RECORDS PROVIDED:
_ _ _ _

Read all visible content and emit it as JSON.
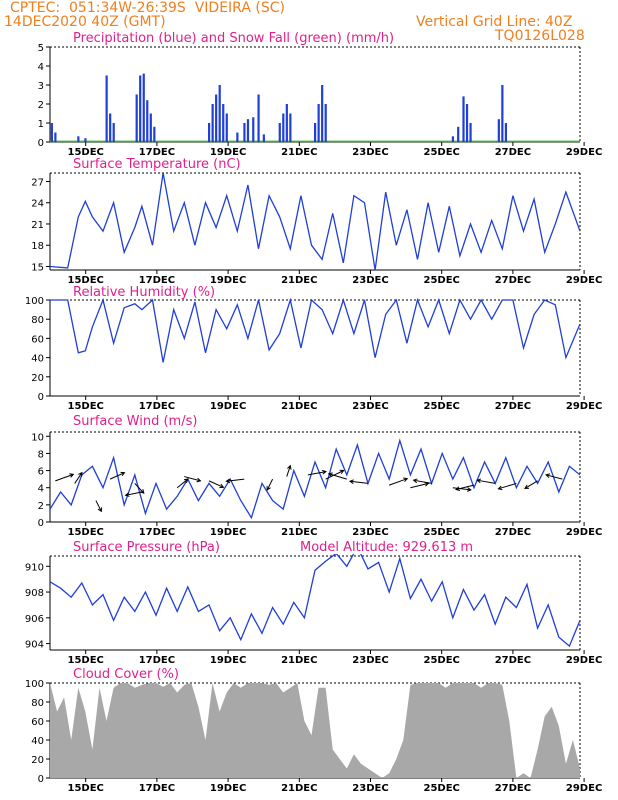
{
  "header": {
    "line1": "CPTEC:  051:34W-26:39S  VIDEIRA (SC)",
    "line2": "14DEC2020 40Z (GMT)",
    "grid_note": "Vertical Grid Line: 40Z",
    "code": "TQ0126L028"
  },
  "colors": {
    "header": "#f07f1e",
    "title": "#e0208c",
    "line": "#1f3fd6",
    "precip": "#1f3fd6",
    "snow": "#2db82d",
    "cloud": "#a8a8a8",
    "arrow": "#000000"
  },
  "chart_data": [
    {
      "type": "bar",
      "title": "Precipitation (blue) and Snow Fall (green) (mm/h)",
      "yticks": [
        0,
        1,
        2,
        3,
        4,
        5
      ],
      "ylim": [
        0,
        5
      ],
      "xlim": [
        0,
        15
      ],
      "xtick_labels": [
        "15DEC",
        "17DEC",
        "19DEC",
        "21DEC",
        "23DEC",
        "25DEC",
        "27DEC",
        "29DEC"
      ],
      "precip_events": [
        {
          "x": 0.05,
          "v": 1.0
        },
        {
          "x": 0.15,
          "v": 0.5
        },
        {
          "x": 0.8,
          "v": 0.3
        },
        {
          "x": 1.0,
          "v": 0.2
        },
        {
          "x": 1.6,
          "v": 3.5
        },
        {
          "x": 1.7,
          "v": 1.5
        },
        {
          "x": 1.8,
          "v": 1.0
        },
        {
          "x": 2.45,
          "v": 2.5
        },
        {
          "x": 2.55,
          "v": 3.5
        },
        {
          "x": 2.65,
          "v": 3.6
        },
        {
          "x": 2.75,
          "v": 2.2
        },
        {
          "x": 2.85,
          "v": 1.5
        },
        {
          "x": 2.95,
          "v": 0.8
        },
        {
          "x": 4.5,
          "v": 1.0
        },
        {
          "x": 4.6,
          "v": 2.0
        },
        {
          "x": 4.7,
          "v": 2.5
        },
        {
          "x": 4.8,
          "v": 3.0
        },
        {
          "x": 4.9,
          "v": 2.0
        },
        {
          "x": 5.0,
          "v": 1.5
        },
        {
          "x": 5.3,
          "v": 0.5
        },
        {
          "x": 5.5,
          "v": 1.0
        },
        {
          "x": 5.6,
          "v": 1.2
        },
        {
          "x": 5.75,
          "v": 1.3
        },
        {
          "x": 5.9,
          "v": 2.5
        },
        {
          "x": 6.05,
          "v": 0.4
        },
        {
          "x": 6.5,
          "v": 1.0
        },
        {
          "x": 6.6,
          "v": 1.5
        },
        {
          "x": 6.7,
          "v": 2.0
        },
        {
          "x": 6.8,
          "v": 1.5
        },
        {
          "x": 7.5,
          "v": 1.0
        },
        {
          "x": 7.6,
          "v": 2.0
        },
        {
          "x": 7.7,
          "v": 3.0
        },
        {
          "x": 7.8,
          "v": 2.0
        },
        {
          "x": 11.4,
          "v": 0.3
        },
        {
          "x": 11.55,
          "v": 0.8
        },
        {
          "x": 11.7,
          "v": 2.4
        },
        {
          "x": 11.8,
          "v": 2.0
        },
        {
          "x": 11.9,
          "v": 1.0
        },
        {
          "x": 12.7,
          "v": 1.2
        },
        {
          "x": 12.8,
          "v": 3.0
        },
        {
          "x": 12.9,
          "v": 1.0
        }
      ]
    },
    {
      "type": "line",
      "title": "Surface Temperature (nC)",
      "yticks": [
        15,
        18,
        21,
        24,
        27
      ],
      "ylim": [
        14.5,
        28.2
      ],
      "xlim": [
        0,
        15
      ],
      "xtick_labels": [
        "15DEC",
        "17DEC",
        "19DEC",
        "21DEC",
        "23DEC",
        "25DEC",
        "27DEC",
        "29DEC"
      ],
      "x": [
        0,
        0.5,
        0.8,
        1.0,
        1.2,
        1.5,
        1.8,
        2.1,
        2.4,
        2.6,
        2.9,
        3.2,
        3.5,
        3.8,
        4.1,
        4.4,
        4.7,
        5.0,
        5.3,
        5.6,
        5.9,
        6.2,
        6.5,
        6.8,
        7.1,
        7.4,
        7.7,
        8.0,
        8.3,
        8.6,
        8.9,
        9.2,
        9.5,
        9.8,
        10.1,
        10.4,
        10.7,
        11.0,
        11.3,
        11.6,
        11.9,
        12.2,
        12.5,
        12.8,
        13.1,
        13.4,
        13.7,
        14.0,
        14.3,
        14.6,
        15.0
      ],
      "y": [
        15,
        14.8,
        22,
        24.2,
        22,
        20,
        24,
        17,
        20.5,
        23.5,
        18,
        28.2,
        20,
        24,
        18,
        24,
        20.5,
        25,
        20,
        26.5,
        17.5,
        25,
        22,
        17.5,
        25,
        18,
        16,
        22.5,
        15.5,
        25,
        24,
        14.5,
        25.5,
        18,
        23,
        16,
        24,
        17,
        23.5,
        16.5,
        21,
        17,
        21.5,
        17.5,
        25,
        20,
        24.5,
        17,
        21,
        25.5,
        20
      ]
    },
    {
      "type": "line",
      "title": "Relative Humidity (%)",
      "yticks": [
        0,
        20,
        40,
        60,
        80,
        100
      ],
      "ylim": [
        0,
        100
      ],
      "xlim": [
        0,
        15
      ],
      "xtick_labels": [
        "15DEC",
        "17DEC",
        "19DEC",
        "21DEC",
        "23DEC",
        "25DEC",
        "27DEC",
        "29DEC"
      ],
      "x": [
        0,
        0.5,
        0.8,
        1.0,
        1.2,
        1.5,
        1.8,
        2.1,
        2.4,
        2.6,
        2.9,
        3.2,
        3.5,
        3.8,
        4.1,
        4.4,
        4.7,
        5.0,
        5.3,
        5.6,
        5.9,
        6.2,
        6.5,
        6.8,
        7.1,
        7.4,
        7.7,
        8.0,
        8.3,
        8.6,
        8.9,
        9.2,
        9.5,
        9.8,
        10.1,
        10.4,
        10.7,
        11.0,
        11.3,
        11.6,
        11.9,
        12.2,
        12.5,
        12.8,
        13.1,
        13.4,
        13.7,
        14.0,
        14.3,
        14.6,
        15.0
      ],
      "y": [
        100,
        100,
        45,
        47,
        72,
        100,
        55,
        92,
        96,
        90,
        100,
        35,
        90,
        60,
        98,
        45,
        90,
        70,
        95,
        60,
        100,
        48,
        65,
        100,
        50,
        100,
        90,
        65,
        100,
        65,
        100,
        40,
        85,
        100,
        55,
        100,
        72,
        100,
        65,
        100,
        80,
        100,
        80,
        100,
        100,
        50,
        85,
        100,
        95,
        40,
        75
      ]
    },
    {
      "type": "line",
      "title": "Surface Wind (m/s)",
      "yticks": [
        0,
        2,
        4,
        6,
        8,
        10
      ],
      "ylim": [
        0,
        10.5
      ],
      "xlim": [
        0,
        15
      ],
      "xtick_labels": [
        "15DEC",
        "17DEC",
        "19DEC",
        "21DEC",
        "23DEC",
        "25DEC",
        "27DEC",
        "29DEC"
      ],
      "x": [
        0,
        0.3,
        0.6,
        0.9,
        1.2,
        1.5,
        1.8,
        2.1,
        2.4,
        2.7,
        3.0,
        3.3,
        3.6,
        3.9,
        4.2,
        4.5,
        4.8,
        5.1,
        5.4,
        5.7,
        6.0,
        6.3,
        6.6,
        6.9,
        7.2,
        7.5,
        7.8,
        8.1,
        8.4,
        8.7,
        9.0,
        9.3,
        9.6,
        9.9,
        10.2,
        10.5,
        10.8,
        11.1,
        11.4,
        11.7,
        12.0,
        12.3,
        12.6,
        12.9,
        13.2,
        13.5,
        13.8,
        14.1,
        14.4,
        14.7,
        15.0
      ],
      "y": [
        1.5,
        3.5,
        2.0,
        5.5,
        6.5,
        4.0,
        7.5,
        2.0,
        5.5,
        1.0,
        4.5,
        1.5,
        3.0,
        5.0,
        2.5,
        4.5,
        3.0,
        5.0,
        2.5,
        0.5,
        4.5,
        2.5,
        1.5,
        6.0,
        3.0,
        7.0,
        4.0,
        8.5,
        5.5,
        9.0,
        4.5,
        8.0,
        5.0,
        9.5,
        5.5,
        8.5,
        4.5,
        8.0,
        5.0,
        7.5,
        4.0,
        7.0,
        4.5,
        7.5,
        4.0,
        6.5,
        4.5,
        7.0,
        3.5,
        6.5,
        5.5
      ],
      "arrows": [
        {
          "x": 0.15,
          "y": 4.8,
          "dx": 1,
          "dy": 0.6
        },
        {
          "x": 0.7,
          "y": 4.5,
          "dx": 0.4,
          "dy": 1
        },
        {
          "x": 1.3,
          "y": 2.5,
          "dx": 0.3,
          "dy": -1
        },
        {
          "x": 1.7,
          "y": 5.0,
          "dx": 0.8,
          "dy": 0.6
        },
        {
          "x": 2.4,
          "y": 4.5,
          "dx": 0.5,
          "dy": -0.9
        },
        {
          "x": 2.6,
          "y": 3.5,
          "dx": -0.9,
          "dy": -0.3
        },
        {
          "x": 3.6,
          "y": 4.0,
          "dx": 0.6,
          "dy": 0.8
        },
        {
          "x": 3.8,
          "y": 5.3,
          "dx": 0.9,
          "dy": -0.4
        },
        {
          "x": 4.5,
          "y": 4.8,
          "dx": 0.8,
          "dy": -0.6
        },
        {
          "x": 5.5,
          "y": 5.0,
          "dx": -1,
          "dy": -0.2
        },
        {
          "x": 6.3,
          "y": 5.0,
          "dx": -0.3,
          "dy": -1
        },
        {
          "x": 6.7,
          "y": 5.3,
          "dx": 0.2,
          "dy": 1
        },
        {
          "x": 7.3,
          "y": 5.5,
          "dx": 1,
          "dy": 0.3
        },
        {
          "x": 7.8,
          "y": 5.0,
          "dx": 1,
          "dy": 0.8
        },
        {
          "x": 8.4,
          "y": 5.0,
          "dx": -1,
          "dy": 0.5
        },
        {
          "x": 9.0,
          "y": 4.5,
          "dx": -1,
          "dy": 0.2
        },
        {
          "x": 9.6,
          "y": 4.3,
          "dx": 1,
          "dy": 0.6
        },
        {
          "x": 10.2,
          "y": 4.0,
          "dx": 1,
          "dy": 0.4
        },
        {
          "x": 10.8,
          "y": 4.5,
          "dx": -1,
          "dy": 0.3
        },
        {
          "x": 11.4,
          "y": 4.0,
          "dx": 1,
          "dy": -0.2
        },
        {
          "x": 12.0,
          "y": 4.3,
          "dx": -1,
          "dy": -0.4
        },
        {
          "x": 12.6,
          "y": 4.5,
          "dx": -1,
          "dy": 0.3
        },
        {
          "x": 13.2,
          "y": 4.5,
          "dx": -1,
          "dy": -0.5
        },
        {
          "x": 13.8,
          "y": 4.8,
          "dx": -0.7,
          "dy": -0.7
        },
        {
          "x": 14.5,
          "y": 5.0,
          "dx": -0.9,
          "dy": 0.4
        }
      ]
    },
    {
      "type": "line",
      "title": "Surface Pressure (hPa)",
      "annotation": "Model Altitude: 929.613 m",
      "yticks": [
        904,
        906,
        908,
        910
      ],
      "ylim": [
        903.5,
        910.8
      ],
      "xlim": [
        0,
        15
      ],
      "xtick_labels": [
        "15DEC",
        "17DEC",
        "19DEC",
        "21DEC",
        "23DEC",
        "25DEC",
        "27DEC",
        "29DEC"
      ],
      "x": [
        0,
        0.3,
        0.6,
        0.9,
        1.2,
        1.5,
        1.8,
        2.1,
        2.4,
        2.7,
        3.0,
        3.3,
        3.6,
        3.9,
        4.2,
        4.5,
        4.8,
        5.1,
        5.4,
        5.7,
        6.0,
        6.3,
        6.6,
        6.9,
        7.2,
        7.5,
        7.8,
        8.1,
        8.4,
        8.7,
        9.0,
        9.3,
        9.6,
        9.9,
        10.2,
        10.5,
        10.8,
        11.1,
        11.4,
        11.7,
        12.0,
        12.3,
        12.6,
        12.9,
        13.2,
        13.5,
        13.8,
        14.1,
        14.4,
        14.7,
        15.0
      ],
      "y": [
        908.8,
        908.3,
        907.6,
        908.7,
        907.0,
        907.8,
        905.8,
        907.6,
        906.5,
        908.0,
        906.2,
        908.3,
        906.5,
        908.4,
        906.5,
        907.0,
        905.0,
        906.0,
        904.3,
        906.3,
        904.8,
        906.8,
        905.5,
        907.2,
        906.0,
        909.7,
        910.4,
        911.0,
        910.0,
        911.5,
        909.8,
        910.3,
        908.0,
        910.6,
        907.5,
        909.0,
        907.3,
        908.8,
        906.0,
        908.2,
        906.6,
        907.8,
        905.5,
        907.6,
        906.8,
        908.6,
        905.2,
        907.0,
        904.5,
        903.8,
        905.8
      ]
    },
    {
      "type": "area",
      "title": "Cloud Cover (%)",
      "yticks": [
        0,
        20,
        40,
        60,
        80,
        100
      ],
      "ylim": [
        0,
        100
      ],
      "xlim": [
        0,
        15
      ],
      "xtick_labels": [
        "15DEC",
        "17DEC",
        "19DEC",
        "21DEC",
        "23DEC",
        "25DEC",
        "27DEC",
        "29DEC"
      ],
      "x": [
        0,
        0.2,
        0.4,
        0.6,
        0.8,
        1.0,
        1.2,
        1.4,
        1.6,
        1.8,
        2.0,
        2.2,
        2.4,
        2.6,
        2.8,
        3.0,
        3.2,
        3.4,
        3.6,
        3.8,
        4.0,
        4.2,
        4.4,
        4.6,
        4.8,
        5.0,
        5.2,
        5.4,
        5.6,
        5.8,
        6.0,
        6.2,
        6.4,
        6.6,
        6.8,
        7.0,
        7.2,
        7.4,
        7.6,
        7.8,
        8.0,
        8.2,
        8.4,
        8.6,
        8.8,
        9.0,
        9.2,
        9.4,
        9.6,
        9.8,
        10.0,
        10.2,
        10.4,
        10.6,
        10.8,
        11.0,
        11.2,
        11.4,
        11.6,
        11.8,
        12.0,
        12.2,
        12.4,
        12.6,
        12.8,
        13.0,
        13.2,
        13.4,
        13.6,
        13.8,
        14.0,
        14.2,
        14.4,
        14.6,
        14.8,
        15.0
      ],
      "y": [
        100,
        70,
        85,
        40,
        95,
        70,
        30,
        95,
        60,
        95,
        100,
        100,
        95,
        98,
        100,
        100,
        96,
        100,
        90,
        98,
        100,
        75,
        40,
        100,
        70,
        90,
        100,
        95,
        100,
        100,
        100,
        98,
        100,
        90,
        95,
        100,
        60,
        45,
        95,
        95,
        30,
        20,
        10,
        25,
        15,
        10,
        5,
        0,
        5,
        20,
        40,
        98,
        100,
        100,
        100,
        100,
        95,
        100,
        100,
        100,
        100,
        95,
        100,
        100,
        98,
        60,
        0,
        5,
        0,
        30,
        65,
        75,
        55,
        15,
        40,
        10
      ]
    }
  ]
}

_ _ _ _

WHAT NEEDS TO BE DONE: From the records above, copy every line that holds the word "title".

THE SOLUTION:
    "title": "#e0208c",
      "title": "Precipitation (blue) and Snow Fall (green) (mm/h)",
      "title": "Surface Temperature (nC)",
      "title": "Relative Humidity (%)",
      "title": "Surface Wind (m/s)",
      "title": "Surface Pressure (hPa)",
      "title": "Cloud Cover (%)",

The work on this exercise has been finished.